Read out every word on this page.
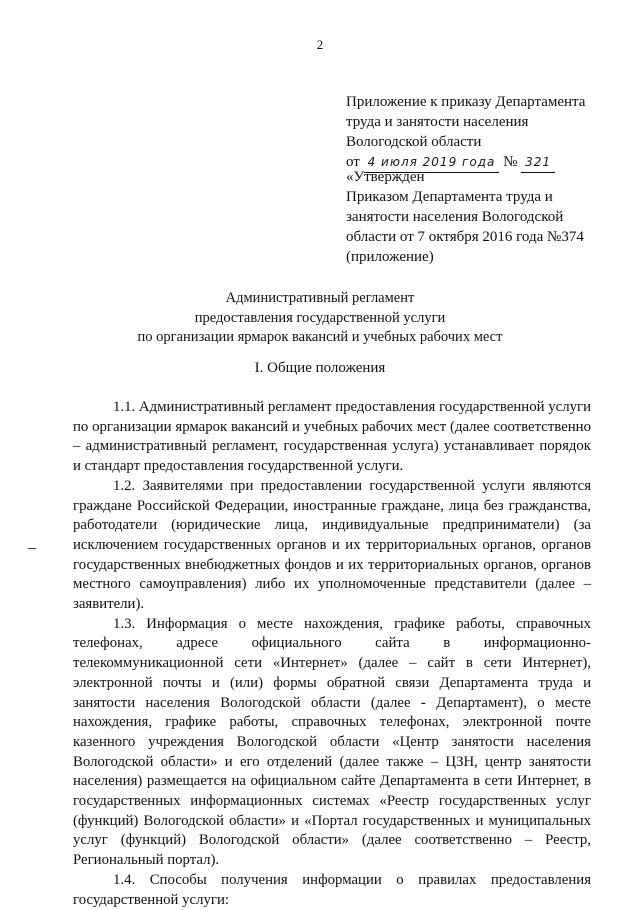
2
Приложение к приказу Департамента
труда и занятости населения
Вологодской области
от 4 июля 2019 года № 321
«Утвержден
Приказом Департамента труда и
занятости населения Вологодской
области от 7 октября 2016 года №374
(приложение)
Административный регламент
предоставления государственной услуги
по организации ярмарок вакансий и учебных рабочих мест
I. Общие положения

1.1. Административный регламент предоставления государственной услуги по организации ярмарок вакансий и учебных рабочих мест (далее соответственно – административный регламент, государственная услуга) устанавливает порядок и стандарт предоставления государственной услуги.

1.2. Заявителями при предоставлении государственной услуги являются граждане Российской Федерации, иностранные граждане, лица без гражданства, работодатели (юридические лица, индивидуальные предприниматели) (за исключением государственных органов и их территориальных органов, органов государственных внебюджетных фондов и их территориальных органов, органов местного самоуправления) либо их уполномоченные представители (далее – заявители).

1.3. Информация о месте нахождения, графике работы, справочных телефонах, адресе официального сайта в информационно-телекоммуникационной сети «Интернет» (далее – сайт в сети Интернет), электронной почты и (или) формы обратной связи Департамента труда и занятости населения Вологодской области (далее - Департамент), о месте нахождения, графике работы, справочных телефонах, электронной почте казенного учреждения Вологодской области «Центр занятости населения Вологодской области» и его отделений (далее также – ЦЗН, центр занятости населения) размещается на официальном сайте Департамента в сети Интернет, в государственных информационных системах «Реестр государственных услуг (функций) Вологодской области» и «Портал государственных и муниципальных услуг (функций) Вологодской области» (далее соответственно – Реестр, Региональный портал).

1.4. Способы получения информации о правилах предоставления государственной услуги:
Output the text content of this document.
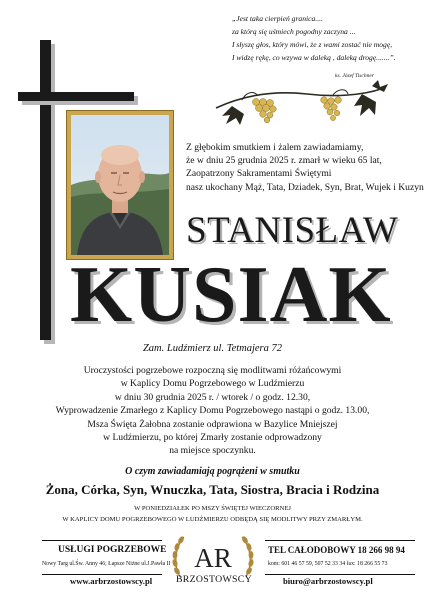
„Jest taka cierpień granica....
za którą się uśmiech pogodny zaczyna ...
I słyszę głos, który mówi, że z wami zostać nie mogę,
I widzę rękę, co wzywa w daleką , daleką drogę.......”.
ks. Józef Tischner
Z głębokim smutkiem i żalem zawiadamiamy,
że w dniu 25 grudnia 2025 r. zmarł w wieku 65 lat,
Zaopatrzony Sakramentami Świętymi
nasz ukochany Mąż, Tata, Dziadek, Syn, Brat, Wujek i Kuzyn
STANISŁAW
KUSIAK
Zam. Ludźmierz ul. Tetmajera 72
Uroczystości pogrzebowe rozpoczną się modlitwami różańcowymi
w Kaplicy Domu Pogrzebowego w Ludźmierzu
w dniu 30 grudnia 2025 r. / wtorek / o godz. 12.30,
Wyprowadzenie Zmarłego z Kaplicy Domu Pogrzebowego nastąpi o godz. 13.00,
Msza Święta Żałobna zostanie odprawiona w Bazylice Mniejszej
w Ludźmierzu, po której Zmarły zostanie odprowadzony
na miejsce spoczynku.
O czym zawiadamiają pogrążeni w smutku
Żona, Córka, Syn, Wnuczka, Tata, Siostra, Bracia i Rodzina
W PONIEDZIAŁEK PO MSZY ŚWIĘTEJ WIECZORNEJ
W KAPLICY DOMU POGRZEBOWEGO W LUDŹMIERZU ODBĘDĄ SIĘ MODLITWY PRZY ZMARŁYM.
USŁUGI POGRZEBOWE
Nowy Targ ul.Św. Anny 46; Łapsze Niżne ul.J.Pawła II
www.arbrzostowscy.pl
AR
BRZOSTOWSCY
TEL CAŁODOBOWY 18 266 98 94
kom: 601 46 57 59, 507 52 33 34 fax: 18 266 55 73
biuro@arbrzostowscy.pl
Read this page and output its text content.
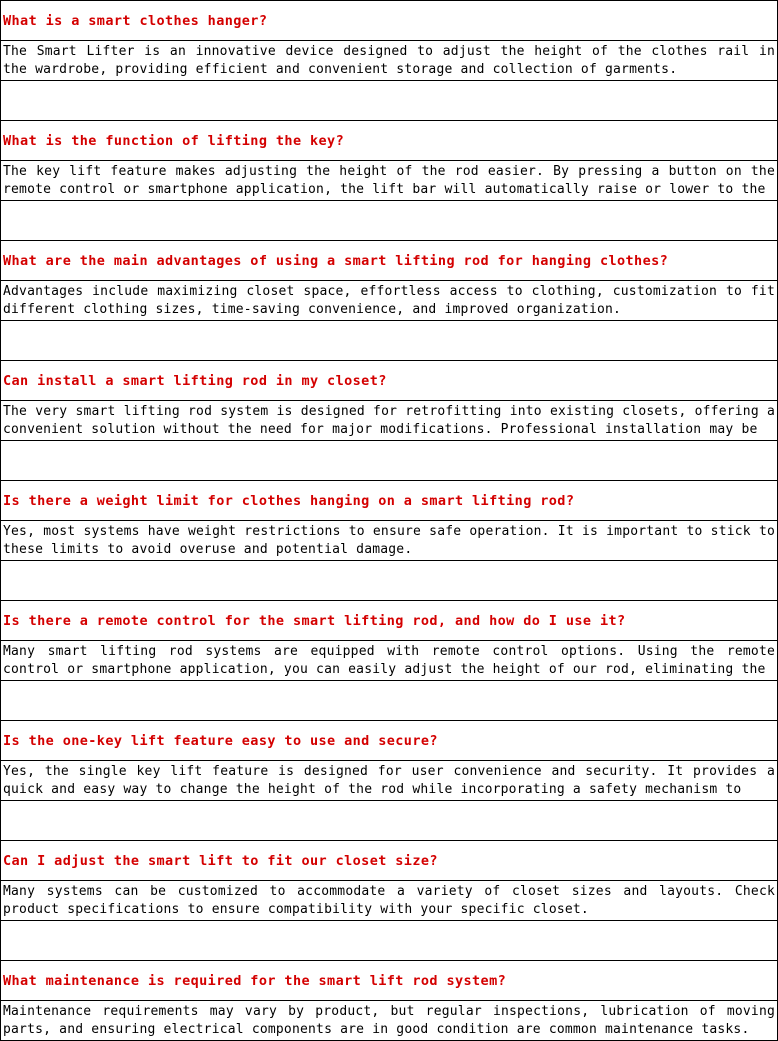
What is a smart clothes hanger?

The Smart Lifter is an innovative device designed to adjust the height of the clothes rail in the wardrobe, providing efficient and convenient storage and collection of garments.

What is the function of lifting the key?

The key lift feature makes adjusting the height of the rod easier. By pressing a button on the remote control or smartphone application, the lift bar will automatically raise or lower to the

What are the main advantages of using a smart lifting rod for hanging clothes?

Advantages include maximizing closet space, effortless access to clothing, customization to fit different clothing sizes, time-saving convenience, and improved organization.

Can install a smart lifting rod in my closet?

The very smart lifting rod system is designed for retrofitting into existing closets, offering a convenient solution without the need for major modifications. Professional installation may be

Is there a weight limit for clothes hanging on a smart lifting rod?

Yes, most systems have weight restrictions to ensure safe operation. It is important to stick to these limits to avoid overuse and potential damage.

Is there a remote control for the smart lifting rod, and how do I use it?

Many smart lifting rod systems are equipped with remote control options. Using the remote control or smartphone application, you can easily adjust the height of our rod, eliminating the

Is the one-key lift feature easy to use and secure?

Yes, the single key lift feature is designed for user convenience and security. It provides a quick and easy way to change the height of the rod while incorporating a safety mechanism to

Can I adjust the smart lift to fit our closet size?

Many systems can be customized to accommodate a variety of closet sizes and layouts. Check product specifications to ensure compatibility with your specific closet.

What maintenance is required for the smart lift rod system?

Maintenance requirements may vary by product, but regular inspections, lubrication of moving parts, and ensuring electrical components are in good condition are common maintenance tasks.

☆ ☆ ☆

▶ **Task details**:
Check every line for "designed" and show the ones that have it.

▶ **Result**:
The Smart Lifter is an innovative device designed to adjust the height of the clothes rail in the wardrobe, providing efficient and convenient storage and collection of garments.
The very smart lifting rod system is designed for retrofitting into existing closets, offering a convenient solution without the need for major modifications. Professional installation may be
Yes, the single key lift feature is designed for user convenience and security. It provides a quick and easy way to change the height of the rod while incorporating a safety mechanism to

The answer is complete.